⟨

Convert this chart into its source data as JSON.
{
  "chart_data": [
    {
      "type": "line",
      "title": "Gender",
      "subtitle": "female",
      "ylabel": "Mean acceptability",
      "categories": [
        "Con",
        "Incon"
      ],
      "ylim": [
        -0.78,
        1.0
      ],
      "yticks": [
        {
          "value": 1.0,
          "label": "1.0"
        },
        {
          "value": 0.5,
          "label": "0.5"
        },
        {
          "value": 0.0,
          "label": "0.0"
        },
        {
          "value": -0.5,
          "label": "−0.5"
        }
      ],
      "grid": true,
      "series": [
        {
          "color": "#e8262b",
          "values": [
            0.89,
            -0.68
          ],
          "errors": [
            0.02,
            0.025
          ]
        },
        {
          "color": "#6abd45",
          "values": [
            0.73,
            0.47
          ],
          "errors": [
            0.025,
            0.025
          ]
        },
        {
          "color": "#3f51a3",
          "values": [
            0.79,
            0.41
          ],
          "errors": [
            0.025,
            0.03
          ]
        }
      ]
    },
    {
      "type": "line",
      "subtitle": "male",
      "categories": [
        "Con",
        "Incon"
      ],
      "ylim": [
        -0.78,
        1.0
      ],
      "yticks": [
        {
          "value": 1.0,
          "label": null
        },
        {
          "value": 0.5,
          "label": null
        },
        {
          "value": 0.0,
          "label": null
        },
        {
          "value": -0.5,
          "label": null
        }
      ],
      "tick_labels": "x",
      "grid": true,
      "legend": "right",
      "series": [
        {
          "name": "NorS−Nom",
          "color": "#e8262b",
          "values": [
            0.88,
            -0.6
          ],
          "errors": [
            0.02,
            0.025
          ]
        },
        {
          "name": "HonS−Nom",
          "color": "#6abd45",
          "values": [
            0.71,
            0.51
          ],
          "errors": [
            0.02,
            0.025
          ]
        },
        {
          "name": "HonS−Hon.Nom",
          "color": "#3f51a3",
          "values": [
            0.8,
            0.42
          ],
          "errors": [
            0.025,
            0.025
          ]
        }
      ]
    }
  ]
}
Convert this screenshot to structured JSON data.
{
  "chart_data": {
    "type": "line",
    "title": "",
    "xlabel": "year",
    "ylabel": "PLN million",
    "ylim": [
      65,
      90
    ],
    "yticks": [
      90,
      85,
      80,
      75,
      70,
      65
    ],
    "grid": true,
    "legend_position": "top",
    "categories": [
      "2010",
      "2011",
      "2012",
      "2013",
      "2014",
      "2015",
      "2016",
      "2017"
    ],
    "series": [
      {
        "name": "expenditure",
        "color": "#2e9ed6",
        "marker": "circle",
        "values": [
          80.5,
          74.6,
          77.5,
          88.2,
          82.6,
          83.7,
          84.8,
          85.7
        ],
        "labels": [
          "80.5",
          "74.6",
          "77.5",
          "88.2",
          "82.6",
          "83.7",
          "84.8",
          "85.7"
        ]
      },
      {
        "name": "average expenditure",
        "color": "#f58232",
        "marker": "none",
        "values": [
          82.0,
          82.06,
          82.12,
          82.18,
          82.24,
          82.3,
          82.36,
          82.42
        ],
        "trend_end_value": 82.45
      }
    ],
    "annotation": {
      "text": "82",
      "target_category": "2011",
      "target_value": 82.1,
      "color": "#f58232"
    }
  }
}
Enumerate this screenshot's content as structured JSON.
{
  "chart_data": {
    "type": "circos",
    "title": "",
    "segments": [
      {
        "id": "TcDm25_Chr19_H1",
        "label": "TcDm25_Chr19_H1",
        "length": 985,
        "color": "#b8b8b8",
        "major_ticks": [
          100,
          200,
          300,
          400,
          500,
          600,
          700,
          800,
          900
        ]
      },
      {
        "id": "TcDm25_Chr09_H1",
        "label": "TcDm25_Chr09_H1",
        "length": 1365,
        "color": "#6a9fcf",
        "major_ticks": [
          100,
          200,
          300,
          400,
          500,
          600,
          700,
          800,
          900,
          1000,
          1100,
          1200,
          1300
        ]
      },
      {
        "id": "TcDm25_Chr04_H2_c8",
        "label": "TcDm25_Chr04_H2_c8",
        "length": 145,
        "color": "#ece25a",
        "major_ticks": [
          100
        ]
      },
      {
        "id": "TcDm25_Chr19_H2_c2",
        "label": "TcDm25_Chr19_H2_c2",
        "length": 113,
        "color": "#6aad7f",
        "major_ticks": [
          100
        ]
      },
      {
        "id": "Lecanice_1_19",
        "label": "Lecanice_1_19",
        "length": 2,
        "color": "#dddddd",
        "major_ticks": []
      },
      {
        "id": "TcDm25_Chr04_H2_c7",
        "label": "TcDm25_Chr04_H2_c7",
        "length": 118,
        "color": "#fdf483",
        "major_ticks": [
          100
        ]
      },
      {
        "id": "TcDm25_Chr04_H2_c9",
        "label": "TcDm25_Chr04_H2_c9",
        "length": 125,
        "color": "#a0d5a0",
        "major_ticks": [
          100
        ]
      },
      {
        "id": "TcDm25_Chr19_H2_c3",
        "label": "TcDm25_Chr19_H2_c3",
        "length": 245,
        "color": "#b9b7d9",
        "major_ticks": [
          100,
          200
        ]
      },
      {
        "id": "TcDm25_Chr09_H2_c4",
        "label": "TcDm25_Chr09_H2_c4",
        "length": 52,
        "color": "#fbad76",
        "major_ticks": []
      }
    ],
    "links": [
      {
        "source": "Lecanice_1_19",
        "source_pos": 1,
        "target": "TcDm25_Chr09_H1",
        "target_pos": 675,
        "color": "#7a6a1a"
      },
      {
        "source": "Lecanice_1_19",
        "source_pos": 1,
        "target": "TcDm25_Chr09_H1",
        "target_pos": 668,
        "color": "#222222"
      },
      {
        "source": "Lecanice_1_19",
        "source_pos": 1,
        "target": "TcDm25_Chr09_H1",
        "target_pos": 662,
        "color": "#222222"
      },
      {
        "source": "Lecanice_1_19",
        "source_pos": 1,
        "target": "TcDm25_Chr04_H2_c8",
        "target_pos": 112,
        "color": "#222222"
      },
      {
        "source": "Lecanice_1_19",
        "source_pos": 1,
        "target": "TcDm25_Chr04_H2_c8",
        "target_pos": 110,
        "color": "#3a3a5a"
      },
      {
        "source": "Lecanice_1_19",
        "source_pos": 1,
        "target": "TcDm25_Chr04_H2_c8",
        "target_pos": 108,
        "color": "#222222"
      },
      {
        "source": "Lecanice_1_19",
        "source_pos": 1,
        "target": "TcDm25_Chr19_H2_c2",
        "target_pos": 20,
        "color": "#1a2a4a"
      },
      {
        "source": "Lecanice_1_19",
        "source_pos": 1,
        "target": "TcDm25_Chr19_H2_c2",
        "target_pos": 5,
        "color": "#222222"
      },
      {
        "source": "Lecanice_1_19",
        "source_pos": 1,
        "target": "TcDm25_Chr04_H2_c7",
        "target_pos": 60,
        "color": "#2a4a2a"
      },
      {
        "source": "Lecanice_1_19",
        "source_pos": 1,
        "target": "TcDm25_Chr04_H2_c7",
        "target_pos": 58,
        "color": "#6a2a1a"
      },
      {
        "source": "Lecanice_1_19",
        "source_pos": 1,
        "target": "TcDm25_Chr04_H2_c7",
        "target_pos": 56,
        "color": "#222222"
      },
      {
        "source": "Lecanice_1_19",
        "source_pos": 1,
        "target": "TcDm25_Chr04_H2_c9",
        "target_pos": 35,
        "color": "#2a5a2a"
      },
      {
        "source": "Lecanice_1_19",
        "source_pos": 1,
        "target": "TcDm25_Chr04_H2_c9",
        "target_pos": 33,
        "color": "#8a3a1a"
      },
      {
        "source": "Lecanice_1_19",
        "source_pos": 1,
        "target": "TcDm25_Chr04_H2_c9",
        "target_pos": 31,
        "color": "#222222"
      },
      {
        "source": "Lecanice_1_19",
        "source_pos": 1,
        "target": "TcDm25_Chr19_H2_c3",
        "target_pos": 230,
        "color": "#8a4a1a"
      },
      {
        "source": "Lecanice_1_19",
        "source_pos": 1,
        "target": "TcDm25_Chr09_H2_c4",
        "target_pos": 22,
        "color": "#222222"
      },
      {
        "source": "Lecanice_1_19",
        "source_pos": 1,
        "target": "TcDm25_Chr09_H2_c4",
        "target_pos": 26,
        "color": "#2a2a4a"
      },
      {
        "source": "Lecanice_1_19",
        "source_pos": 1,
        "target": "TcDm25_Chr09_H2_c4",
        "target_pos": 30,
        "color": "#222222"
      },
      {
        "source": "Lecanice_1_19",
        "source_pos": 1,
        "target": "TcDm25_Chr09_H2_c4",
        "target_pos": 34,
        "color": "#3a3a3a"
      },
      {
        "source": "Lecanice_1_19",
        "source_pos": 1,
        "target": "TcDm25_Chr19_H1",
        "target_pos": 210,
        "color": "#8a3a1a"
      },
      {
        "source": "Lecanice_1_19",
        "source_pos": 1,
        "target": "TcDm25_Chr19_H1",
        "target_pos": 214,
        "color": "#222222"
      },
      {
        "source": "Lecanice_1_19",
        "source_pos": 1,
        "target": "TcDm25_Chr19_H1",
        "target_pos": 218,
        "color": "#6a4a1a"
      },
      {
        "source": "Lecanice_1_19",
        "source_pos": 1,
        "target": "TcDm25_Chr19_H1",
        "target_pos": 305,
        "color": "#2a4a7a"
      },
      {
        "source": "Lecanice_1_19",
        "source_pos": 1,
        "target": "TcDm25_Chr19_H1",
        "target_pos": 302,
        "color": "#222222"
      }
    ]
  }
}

⟩

**Exercise instructions**
Pick out all lines from the data above in which the word "Convert" appears.

**Complete output**
Convert this chart into its source data as JSON.
Convert this screenshot to structured JSON data.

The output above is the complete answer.